**** Entries provided ****
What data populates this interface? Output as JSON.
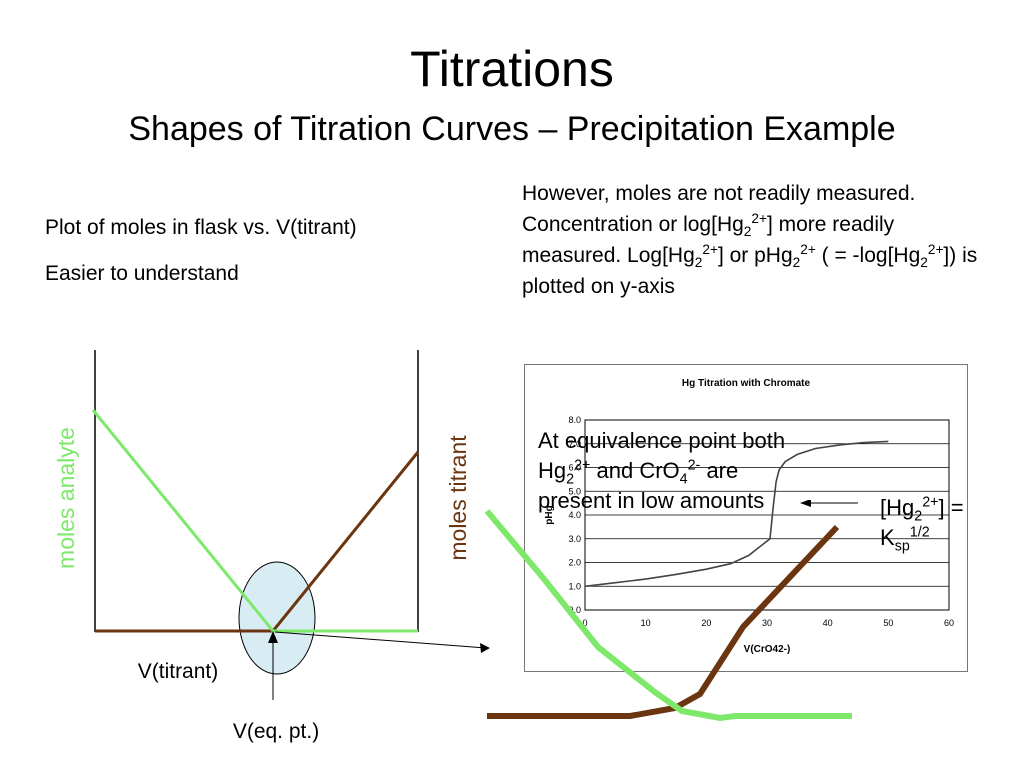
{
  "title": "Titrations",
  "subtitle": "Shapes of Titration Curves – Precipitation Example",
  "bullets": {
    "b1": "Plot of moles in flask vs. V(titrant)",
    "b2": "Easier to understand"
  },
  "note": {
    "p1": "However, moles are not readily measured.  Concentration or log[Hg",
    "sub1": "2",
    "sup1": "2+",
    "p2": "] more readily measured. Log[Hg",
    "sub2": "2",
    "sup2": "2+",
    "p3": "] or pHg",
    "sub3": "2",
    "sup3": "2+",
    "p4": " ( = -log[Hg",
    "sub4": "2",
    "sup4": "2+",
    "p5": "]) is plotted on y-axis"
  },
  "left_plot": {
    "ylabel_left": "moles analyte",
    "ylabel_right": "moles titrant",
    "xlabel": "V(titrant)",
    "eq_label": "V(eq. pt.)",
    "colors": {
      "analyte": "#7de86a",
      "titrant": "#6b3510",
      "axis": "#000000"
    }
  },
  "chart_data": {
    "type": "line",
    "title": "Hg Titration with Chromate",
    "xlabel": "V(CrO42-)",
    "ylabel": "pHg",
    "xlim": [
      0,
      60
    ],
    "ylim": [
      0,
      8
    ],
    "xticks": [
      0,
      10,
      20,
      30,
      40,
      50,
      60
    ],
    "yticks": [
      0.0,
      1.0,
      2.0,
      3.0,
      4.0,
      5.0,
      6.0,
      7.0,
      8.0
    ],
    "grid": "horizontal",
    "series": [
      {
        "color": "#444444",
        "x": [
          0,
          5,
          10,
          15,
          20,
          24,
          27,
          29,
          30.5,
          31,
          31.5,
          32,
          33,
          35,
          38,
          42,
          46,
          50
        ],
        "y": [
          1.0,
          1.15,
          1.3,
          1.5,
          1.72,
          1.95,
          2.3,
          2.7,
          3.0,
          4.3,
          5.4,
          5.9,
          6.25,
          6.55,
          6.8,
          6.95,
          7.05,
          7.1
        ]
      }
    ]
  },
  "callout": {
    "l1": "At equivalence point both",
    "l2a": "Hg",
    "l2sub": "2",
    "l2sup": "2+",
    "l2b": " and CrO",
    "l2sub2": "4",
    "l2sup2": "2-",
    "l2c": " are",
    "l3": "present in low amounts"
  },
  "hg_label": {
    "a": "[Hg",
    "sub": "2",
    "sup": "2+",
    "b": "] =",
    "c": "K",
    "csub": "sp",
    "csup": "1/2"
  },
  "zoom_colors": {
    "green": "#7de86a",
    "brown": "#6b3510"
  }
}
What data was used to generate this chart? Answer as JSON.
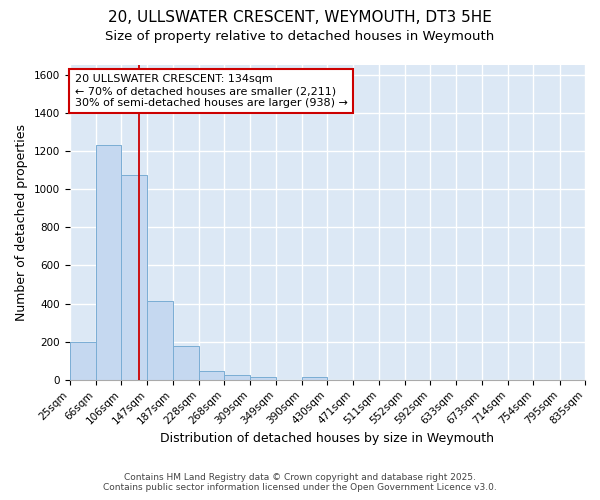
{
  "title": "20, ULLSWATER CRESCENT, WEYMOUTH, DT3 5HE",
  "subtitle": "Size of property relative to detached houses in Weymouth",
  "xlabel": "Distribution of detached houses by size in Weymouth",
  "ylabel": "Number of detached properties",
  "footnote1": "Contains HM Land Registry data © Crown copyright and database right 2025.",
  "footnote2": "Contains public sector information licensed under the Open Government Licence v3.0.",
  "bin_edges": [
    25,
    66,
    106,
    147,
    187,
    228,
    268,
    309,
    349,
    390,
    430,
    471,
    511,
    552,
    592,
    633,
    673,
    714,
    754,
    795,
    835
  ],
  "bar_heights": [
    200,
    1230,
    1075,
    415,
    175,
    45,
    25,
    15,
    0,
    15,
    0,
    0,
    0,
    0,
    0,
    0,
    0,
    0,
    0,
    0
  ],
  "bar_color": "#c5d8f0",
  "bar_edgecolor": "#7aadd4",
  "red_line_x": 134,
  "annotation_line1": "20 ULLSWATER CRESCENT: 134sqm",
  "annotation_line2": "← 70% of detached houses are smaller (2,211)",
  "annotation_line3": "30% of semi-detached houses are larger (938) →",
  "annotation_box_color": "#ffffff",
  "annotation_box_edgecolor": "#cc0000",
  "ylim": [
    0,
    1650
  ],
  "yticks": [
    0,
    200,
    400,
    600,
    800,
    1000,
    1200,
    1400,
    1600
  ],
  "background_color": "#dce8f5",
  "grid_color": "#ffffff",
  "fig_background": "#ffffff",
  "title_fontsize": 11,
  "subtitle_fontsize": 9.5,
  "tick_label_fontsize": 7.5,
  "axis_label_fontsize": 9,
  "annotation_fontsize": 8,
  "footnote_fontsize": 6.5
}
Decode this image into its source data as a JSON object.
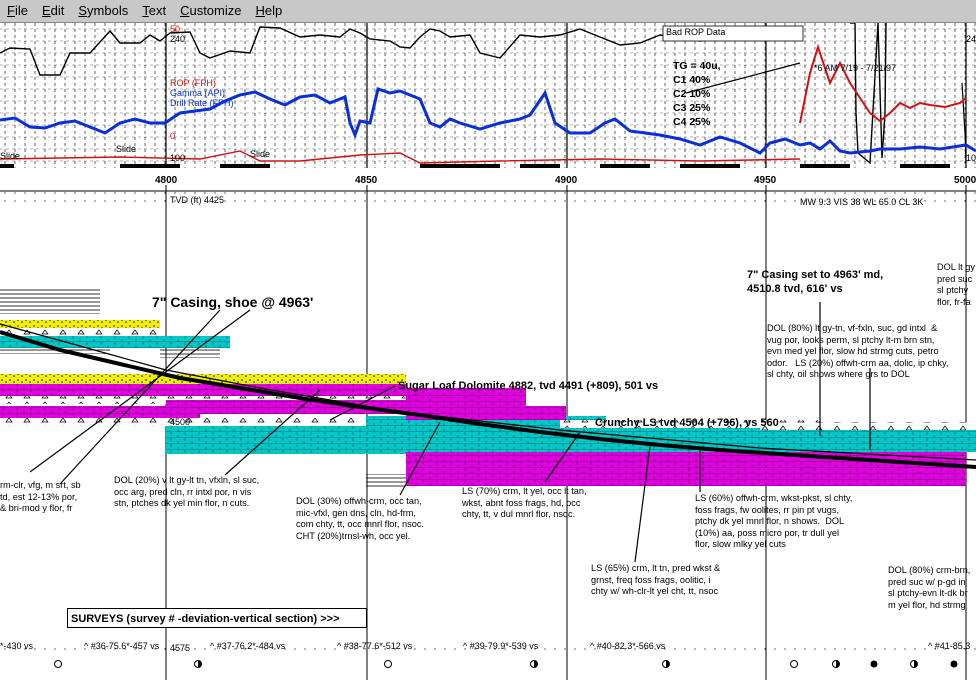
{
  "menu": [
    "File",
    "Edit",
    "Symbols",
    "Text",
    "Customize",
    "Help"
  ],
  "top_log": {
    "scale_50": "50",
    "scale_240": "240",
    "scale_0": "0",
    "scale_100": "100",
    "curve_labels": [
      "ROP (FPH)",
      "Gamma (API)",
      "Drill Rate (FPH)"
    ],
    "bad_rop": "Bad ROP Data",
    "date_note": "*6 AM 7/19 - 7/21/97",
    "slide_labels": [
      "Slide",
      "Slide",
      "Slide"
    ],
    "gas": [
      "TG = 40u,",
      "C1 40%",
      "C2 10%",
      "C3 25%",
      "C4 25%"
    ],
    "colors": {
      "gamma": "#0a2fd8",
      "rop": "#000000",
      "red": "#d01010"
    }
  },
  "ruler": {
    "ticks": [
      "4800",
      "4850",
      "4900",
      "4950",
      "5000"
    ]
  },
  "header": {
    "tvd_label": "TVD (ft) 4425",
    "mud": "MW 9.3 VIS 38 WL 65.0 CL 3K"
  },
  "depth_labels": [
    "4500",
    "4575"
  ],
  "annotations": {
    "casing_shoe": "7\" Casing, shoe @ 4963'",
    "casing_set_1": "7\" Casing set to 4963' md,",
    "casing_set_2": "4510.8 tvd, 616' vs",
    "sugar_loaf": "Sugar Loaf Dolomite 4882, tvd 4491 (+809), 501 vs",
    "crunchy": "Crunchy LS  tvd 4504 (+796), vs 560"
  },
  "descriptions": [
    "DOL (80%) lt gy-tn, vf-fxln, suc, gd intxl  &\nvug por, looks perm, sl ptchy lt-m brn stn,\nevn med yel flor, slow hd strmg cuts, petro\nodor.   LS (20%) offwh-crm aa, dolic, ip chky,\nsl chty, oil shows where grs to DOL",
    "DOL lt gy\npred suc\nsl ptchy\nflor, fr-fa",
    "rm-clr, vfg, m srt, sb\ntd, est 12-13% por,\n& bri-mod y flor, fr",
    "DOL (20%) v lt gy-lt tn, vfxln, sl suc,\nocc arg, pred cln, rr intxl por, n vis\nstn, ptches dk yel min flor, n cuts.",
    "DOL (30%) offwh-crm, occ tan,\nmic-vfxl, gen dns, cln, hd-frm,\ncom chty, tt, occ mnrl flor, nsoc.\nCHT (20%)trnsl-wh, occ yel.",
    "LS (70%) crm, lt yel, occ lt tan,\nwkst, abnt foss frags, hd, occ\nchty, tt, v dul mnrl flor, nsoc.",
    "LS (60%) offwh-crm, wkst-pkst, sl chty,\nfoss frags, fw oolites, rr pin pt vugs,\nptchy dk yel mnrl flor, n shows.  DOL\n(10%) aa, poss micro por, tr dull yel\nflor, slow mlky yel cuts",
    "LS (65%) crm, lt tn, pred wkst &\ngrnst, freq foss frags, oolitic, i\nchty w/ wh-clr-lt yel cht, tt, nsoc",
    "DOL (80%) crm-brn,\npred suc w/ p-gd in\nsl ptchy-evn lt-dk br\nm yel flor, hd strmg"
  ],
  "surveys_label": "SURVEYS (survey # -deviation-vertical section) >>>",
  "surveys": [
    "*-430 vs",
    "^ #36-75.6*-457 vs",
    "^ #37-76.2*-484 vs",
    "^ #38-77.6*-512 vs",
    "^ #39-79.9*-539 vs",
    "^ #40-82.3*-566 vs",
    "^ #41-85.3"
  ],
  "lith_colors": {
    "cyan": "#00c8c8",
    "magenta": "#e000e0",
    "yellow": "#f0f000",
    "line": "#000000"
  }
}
****
### [Required task]
Pull out every line of the records that includes the string "analyte".

### [Answer to the exercise]
    "ylabel_left": "moles analyte",
      "analyte": "#7de86a",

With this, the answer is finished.